#### [Records shown]
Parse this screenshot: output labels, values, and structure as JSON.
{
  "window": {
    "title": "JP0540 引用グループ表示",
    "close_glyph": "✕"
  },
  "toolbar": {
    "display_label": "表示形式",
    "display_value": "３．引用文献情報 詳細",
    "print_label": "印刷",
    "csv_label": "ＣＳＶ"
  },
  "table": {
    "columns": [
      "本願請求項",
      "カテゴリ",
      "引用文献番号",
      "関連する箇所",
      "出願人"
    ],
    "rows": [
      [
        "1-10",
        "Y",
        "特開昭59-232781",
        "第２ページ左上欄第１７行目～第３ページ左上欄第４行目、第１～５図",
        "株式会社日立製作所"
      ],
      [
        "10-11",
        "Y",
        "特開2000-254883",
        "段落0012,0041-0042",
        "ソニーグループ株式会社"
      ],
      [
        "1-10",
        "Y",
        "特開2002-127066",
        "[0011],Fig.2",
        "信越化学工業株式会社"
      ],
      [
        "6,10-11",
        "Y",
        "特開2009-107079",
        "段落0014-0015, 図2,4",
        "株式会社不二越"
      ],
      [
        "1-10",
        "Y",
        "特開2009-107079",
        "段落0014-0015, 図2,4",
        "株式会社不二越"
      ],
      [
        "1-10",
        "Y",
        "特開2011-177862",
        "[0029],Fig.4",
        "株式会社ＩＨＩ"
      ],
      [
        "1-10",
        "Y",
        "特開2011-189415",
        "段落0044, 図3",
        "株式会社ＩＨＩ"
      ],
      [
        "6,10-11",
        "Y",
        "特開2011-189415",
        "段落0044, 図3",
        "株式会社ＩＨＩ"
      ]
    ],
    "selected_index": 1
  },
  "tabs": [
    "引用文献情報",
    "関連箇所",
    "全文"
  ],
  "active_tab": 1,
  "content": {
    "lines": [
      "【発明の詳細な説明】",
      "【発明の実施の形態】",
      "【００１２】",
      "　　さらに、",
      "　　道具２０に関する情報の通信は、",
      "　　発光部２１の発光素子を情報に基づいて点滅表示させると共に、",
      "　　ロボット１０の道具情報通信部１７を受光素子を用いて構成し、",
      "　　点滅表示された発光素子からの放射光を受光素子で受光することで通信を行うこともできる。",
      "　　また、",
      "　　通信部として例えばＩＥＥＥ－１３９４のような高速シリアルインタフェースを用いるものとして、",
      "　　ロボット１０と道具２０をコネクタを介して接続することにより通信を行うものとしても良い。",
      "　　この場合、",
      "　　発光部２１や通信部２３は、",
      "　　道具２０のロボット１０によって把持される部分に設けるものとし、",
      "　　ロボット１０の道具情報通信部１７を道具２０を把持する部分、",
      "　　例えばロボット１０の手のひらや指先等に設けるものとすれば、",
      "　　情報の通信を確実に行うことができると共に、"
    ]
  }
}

#### [Exercise directions]
Please repeat all the records above exactly as they appear.

#### [Solution to this problem]
Parse this screenshot: output labels, values, and structure as JSON.
{
  "window": {
    "title": "JP0540 引用グループ表示",
    "close_glyph": "✕"
  },
  "toolbar": {
    "display_label": "表示形式",
    "display_value": "３．引用文献情報 詳細",
    "print_label": "印刷",
    "csv_label": "ＣＳＶ"
  },
  "table": {
    "columns": [
      "本願請求項",
      "カテゴリ",
      "引用文献番号",
      "関連する箇所",
      "出願人"
    ],
    "rows": [
      [
        "1-10",
        "Y",
        "特開昭59-232781",
        "第２ページ左上欄第１７行目～第３ページ左上欄第４行目、第１～５図",
        "株式会社日立製作所"
      ],
      [
        "10-11",
        "Y",
        "特開2000-254883",
        "段落0012,0041-0042",
        "ソニーグループ株式会社"
      ],
      [
        "1-10",
        "Y",
        "特開2002-127066",
        "[0011],Fig.2",
        "信越化学工業株式会社"
      ],
      [
        "6,10-11",
        "Y",
        "特開2009-107079",
        "段落0014-0015, 図2,4",
        "株式会社不二越"
      ],
      [
        "1-10",
        "Y",
        "特開2009-107079",
        "段落0014-0015, 図2,4",
        "株式会社不二越"
      ],
      [
        "1-10",
        "Y",
        "特開2011-177862",
        "[0029],Fig.4",
        "株式会社ＩＨＩ"
      ],
      [
        "1-10",
        "Y",
        "特開2011-189415",
        "段落0044, 図3",
        "株式会社ＩＨＩ"
      ],
      [
        "6,10-11",
        "Y",
        "特開2011-189415",
        "段落0044, 図3",
        "株式会社ＩＨＩ"
      ]
    ],
    "selected_index": 1
  },
  "tabs": [
    "引用文献情報",
    "関連箇所",
    "全文"
  ],
  "active_tab": 1,
  "content": {
    "lines": [
      "【発明の詳細な説明】",
      "【発明の実施の形態】",
      "【００１２】",
      "　　さらに、",
      "　　道具２０に関する情報の通信は、",
      "　　発光部２１の発光素子を情報に基づいて点滅表示させると共に、",
      "　　ロボット１０の道具情報通信部１７を受光素子を用いて構成し、",
      "　　点滅表示された発光素子からの放射光を受光素子で受光することで通信を行うこともできる。",
      "　　また、",
      "　　通信部として例えばＩＥＥＥ－１３９４のような高速シリアルインタフェースを用いるものとして、",
      "　　ロボット１０と道具２０をコネクタを介して接続することにより通信を行うものとしても良い。",
      "　　この場合、",
      "　　発光部２１や通信部２３は、",
      "　　道具２０のロボット１０によって把持される部分に設けるものとし、",
      "　　ロボット１０の道具情報通信部１７を道具２０を把持する部分、",
      "　　例えばロボット１０の手のひらや指先等に設けるものとすれば、",
      "　　情報の通信を確実に行うことができると共に、"
    ]
  }
}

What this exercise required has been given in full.